===== TASK MATERIAL

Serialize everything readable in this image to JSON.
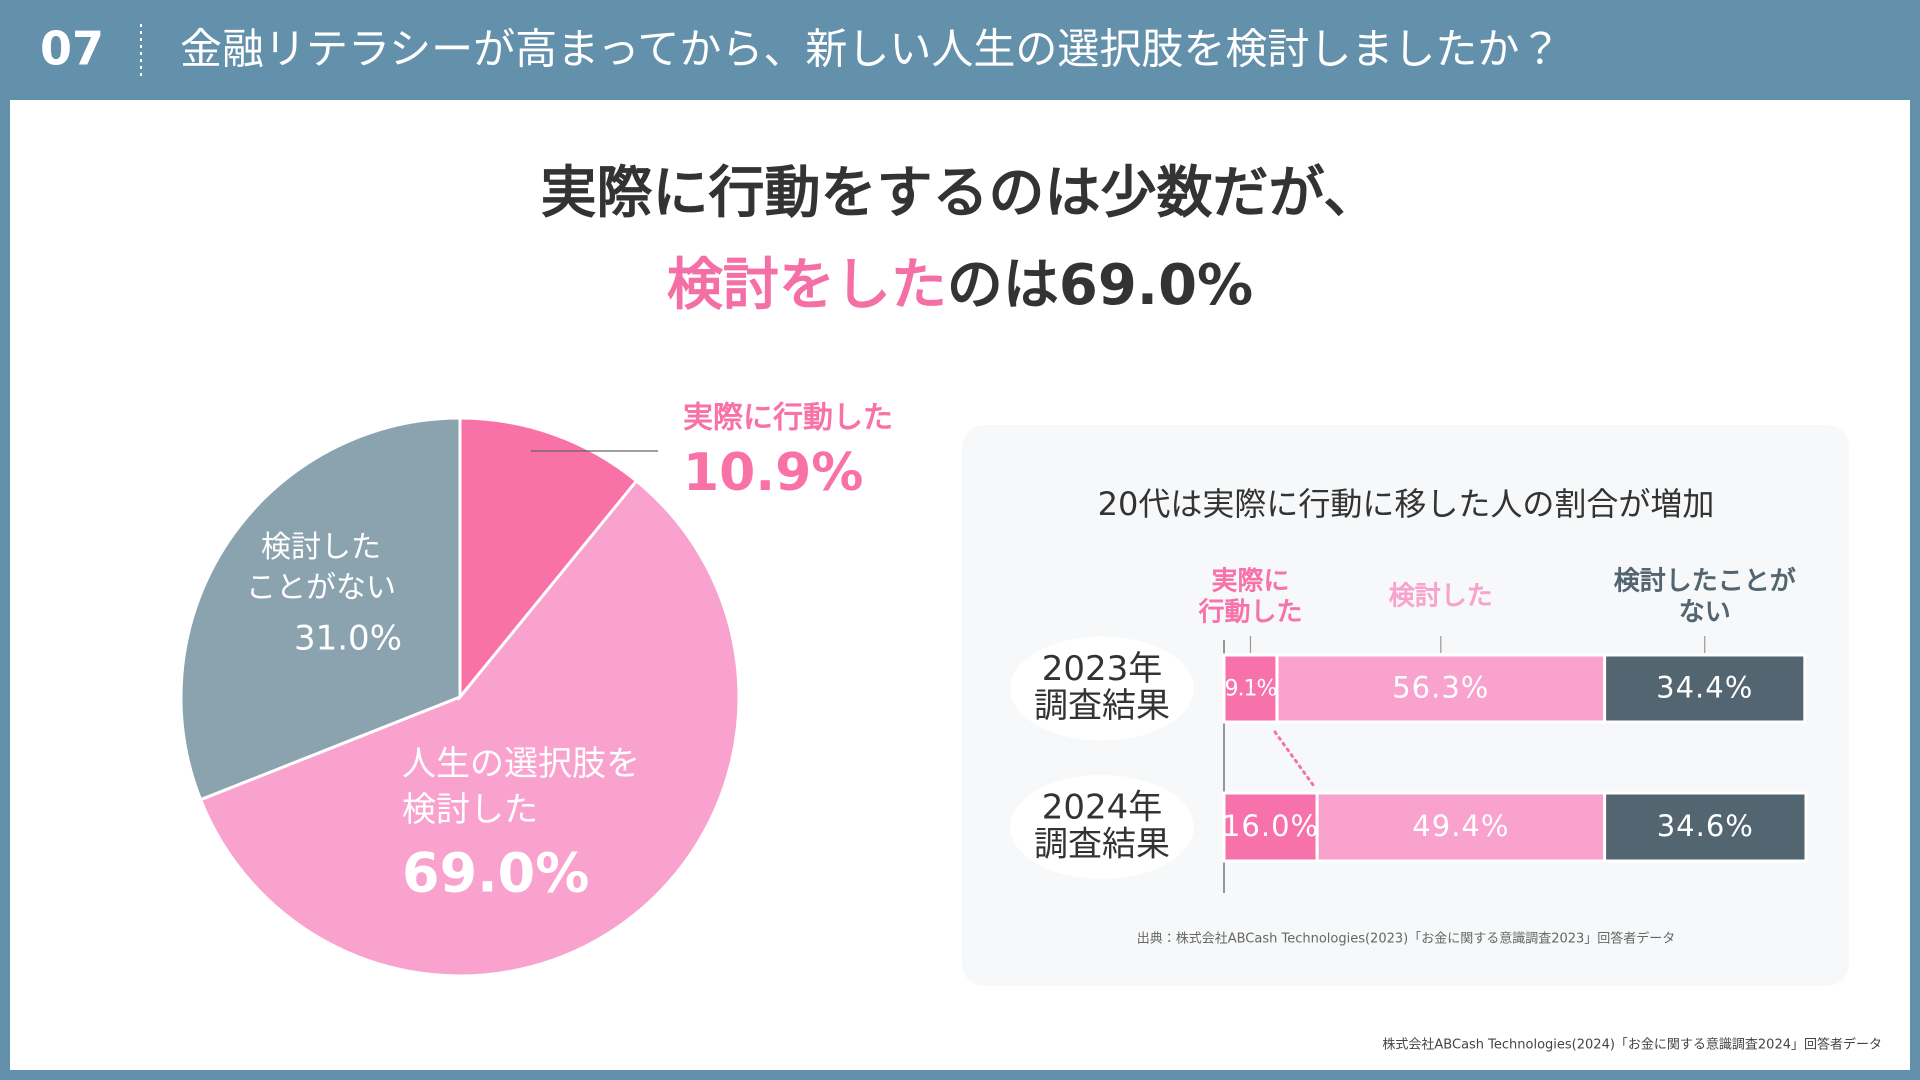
{
  "header": {
    "number": "07",
    "title": "金融リテラシーが高まってから、新しい人生の選択肢を検討しましたか？"
  },
  "headline": {
    "line1": "実際に行動をするのは少数だが、",
    "line2_highlight": "検討をした",
    "line2_rest": "のは69.0%"
  },
  "chart_data": [
    {
      "type": "pie",
      "categories": [
        "実際に行動した",
        "人生の選択肢を\n検討した",
        "検討した\nことがない"
      ],
      "values": [
        10.9,
        69.0,
        31.0
      ],
      "value_labels": [
        "10.9%",
        "69.0%",
        "31.0%"
      ],
      "colors": [
        "#f872a8",
        "#f9a2cd",
        "#8aa3ae"
      ],
      "overlay_first": true
    },
    {
      "type": "stacked_bar",
      "title": "20代は実際に行動に移した人の割合が増加",
      "categories": [
        "2023年\n調査結果",
        "2024年\n調査結果"
      ],
      "series": [
        {
          "name": "実際に\n行動した",
          "color": "#f772ab",
          "values": [
            9.1,
            16.0
          ],
          "value_labels": [
            "9.1%",
            "16.0%"
          ]
        },
        {
          "name": "検討した",
          "color": "#f9a2cd",
          "values": [
            56.3,
            49.4
          ],
          "value_labels": [
            "56.3%",
            "49.4%"
          ]
        },
        {
          "name": "検討したことが\nない",
          "color": "#536570",
          "values": [
            34.4,
            34.6
          ],
          "value_labels": [
            "34.4%",
            "34.6%"
          ]
        }
      ],
      "xlim": [
        0,
        100
      ],
      "source": "出典：株式会社ABCash Technologies(2023)「お金に関する意識調査2023」回答者データ"
    }
  ],
  "footnote": "株式会社ABCash Technologies(2024)「お金に関する意識調査2024」回答者データ"
}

==========

■ EXERCISE DESCRIPTION ■
Output, exactly, all the records above; include no pictures.

■ RESULT ■
Serialize everything readable in this image to JSON.
{
  "header": {
    "number": "07",
    "title": "金融リテラシーが高まってから、新しい人生の選択肢を検討しましたか？"
  },
  "headline": {
    "line1": "実際に行動をするのは少数だが、",
    "line2_highlight": "検討をした",
    "line2_rest": "のは69.0%"
  },
  "chart_data": [
    {
      "type": "pie",
      "categories": [
        "実際に行動した",
        "人生の選択肢を\n検討した",
        "検討した\nことがない"
      ],
      "values": [
        10.9,
        69.0,
        31.0
      ],
      "value_labels": [
        "10.9%",
        "69.0%",
        "31.0%"
      ],
      "colors": [
        "#f872a8",
        "#f9a2cd",
        "#8aa3ae"
      ],
      "overlay_first": true
    },
    {
      "type": "stacked_bar",
      "title": "20代は実際に行動に移した人の割合が増加",
      "categories": [
        "2023年\n調査結果",
        "2024年\n調査結果"
      ],
      "series": [
        {
          "name": "実際に\n行動した",
          "color": "#f772ab",
          "values": [
            9.1,
            16.0
          ],
          "value_labels": [
            "9.1%",
            "16.0%"
          ]
        },
        {
          "name": "検討した",
          "color": "#f9a2cd",
          "values": [
            56.3,
            49.4
          ],
          "value_labels": [
            "56.3%",
            "49.4%"
          ]
        },
        {
          "name": "検討したことが\nない",
          "color": "#536570",
          "values": [
            34.4,
            34.6
          ],
          "value_labels": [
            "34.4%",
            "34.6%"
          ]
        }
      ],
      "xlim": [
        0,
        100
      ],
      "source": "出典：株式会社ABCash Technologies(2023)「お金に関する意識調査2023」回答者データ"
    }
  ],
  "footnote": "株式会社ABCash Technologies(2024)「お金に関する意識調査2024」回答者データ"
}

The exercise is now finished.